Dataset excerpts
▶

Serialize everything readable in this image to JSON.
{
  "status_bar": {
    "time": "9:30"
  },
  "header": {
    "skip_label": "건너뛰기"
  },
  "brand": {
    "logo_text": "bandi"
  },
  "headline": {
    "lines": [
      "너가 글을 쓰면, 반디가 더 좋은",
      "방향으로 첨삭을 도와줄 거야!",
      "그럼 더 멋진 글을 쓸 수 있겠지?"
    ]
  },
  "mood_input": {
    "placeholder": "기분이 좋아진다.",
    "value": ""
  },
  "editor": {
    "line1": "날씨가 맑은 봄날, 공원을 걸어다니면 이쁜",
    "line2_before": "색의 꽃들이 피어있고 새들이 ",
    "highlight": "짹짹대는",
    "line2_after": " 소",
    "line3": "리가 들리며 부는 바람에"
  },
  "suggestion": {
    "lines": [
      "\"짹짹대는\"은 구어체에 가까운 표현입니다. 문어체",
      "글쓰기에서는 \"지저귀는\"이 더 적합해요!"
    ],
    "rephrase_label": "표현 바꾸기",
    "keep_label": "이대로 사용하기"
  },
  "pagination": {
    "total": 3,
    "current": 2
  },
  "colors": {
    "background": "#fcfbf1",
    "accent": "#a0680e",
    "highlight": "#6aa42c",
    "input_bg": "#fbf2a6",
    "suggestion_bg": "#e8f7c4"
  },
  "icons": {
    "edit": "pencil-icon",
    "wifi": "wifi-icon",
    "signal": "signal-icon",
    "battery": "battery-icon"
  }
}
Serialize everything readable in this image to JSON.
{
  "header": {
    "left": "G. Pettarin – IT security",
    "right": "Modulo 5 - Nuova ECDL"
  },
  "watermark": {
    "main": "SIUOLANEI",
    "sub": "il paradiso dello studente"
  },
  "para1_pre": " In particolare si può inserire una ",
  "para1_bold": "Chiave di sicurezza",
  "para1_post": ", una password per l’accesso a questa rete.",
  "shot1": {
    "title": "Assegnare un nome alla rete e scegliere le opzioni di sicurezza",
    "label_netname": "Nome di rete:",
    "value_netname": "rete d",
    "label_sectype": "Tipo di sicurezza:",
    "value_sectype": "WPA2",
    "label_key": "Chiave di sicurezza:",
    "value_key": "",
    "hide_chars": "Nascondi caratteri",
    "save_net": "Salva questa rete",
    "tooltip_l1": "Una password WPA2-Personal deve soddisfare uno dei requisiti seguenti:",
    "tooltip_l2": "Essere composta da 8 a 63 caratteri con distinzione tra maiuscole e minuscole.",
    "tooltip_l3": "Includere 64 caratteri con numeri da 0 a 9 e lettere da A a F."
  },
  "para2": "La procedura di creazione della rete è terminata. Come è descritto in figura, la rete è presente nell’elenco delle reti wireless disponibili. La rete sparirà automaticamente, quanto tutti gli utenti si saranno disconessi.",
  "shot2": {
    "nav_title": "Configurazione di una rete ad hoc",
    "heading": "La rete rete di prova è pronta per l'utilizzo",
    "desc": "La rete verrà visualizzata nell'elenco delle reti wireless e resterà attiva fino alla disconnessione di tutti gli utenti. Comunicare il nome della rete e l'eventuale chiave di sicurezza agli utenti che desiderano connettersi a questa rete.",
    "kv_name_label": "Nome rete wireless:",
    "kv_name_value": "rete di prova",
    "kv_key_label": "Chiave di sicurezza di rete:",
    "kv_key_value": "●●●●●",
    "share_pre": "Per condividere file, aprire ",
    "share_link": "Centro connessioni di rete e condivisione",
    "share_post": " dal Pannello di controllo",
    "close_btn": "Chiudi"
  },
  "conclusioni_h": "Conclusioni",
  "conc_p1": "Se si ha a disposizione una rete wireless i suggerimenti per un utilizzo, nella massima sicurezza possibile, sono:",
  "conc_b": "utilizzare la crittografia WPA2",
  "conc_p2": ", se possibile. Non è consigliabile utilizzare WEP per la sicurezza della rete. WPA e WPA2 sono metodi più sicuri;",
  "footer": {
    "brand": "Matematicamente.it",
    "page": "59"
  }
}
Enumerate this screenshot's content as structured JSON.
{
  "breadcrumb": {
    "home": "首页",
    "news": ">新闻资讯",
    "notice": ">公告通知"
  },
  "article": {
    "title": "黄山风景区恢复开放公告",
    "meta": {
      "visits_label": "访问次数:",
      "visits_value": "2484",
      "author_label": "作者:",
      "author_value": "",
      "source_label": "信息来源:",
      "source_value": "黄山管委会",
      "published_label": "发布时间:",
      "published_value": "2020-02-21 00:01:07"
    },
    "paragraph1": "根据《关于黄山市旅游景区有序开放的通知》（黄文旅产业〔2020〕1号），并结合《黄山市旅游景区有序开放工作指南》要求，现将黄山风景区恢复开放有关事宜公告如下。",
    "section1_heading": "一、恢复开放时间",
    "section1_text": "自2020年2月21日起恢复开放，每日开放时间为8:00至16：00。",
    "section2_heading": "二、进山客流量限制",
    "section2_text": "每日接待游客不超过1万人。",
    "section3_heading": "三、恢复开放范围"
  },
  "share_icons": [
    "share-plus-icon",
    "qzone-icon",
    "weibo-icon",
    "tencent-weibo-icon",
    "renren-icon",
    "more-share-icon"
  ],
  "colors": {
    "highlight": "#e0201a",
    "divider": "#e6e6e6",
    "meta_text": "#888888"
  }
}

◀

Copy down the whole of the data above, matching it exactly.

Serialize everything readable in this image to JSON.
{
  "status_bar": {
    "time": "9:30"
  },
  "header": {
    "skip_label": "건너뛰기"
  },
  "brand": {
    "logo_text": "bandi"
  },
  "headline": {
    "lines": [
      "너가 글을 쓰면, 반디가 더 좋은",
      "방향으로 첨삭을 도와줄 거야!",
      "그럼 더 멋진 글을 쓸 수 있겠지?"
    ]
  },
  "mood_input": {
    "placeholder": "기분이 좋아진다.",
    "value": ""
  },
  "editor": {
    "line1": "날씨가 맑은 봄날, 공원을 걸어다니면 이쁜",
    "line2_before": "색의 꽃들이 피어있고 새들이 ",
    "highlight": "짹짹대는",
    "line2_after": " 소",
    "line3": "리가 들리며 부는 바람에"
  },
  "suggestion": {
    "lines": [
      "\"짹짹대는\"은 구어체에 가까운 표현입니다. 문어체",
      "글쓰기에서는 \"지저귀는\"이 더 적합해요!"
    ],
    "rephrase_label": "표현 바꾸기",
    "keep_label": "이대로 사용하기"
  },
  "pagination": {
    "total": 3,
    "current": 2
  },
  "colors": {
    "background": "#fcfbf1",
    "accent": "#a0680e",
    "highlight": "#6aa42c",
    "input_bg": "#fbf2a6",
    "suggestion_bg": "#e8f7c4"
  },
  "icons": {
    "edit": "pencil-icon",
    "wifi": "wifi-icon",
    "signal": "signal-icon",
    "battery": "battery-icon"
  }
}
Serialize everything readable in this image to JSON.
{
  "header": {
    "left": "G. Pettarin – IT security",
    "right": "Modulo 5 - Nuova ECDL"
  },
  "watermark": {
    "main": "SIUOLANEI",
    "sub": "il paradiso dello studente"
  },
  "para1_pre": " In particolare si può inserire una ",
  "para1_bold": "Chiave di sicurezza",
  "para1_post": ", una password per l’accesso a questa rete.",
  "shot1": {
    "title": "Assegnare un nome alla rete e scegliere le opzioni di sicurezza",
    "label_netname": "Nome di rete:",
    "value_netname": "rete d",
    "label_sectype": "Tipo di sicurezza:",
    "value_sectype": "WPA2",
    "label_key": "Chiave di sicurezza:",
    "value_key": "",
    "hide_chars": "Nascondi caratteri",
    "save_net": "Salva questa rete",
    "tooltip_l1": "Una password WPA2-Personal deve soddisfare uno dei requisiti seguenti:",
    "tooltip_l2": "Essere composta da 8 a 63 caratteri con distinzione tra maiuscole e minuscole.",
    "tooltip_l3": "Includere 64 caratteri con numeri da 0 a 9 e lettere da A a F."
  },
  "para2": "La procedura di creazione della rete è terminata. Come è descritto in figura, la rete è presente nell’elenco delle reti wireless disponibili. La rete sparirà automaticamente, quanto tutti gli utenti si saranno disconessi.",
  "shot2": {
    "nav_title": "Configurazione di una rete ad hoc",
    "heading": "La rete rete di prova è pronta per l'utilizzo",
    "desc": "La rete verrà visualizzata nell'elenco delle reti wireless e resterà attiva fino alla disconnessione di tutti gli utenti. Comunicare il nome della rete e l'eventuale chiave di sicurezza agli utenti che desiderano connettersi a questa rete.",
    "kv_name_label": "Nome rete wireless:",
    "kv_name_value": "rete di prova",
    "kv_key_label": "Chiave di sicurezza di rete:",
    "kv_key_value": "●●●●●",
    "share_pre": "Per condividere file, aprire ",
    "share_link": "Centro connessioni di rete e condivisione",
    "share_post": " dal Pannello di controllo",
    "close_btn": "Chiudi"
  },
  "conclusioni_h": "Conclusioni",
  "conc_p1": "Se si ha a disposizione una rete wireless i suggerimenti per un utilizzo, nella massima sicurezza possibile, sono:",
  "conc_b": "utilizzare la crittografia WPA2",
  "conc_p2": ", se possibile. Non è consigliabile utilizzare WEP per la sicurezza della rete. WPA e WPA2 sono metodi più sicuri;",
  "footer": {
    "brand": "Matematicamente.it",
    "page": "59"
  }
}
Enumerate this screenshot's content as structured JSON.
{
  "breadcrumb": {
    "home": "首页",
    "news": ">新闻资讯",
    "notice": ">公告通知"
  },
  "article": {
    "title": "黄山风景区恢复开放公告",
    "meta": {
      "visits_label": "访问次数:",
      "visits_value": "2484",
      "author_label": "作者:",
      "author_value": "",
      "source_label": "信息来源:",
      "source_value": "黄山管委会",
      "published_label": "发布时间:",
      "published_value": "2020-02-21 00:01:07"
    },
    "paragraph1": "根据《关于黄山市旅游景区有序开放的通知》（黄文旅产业〔2020〕1号），并结合《黄山市旅游景区有序开放工作指南》要求，现将黄山风景区恢复开放有关事宜公告如下。",
    "section1_heading": "一、恢复开放时间",
    "section1_text": "自2020年2月21日起恢复开放，每日开放时间为8:00至16：00。",
    "section2_heading": "二、进山客流量限制",
    "section2_text": "每日接待游客不超过1万人。",
    "section3_heading": "三、恢复开放范围"
  },
  "share_icons": [
    "share-plus-icon",
    "qzone-icon",
    "weibo-icon",
    "tencent-weibo-icon",
    "renren-icon",
    "more-share-icon"
  ],
  "colors": {
    "highlight": "#e0201a",
    "divider": "#e6e6e6",
    "meta_text": "#888888"
  }
}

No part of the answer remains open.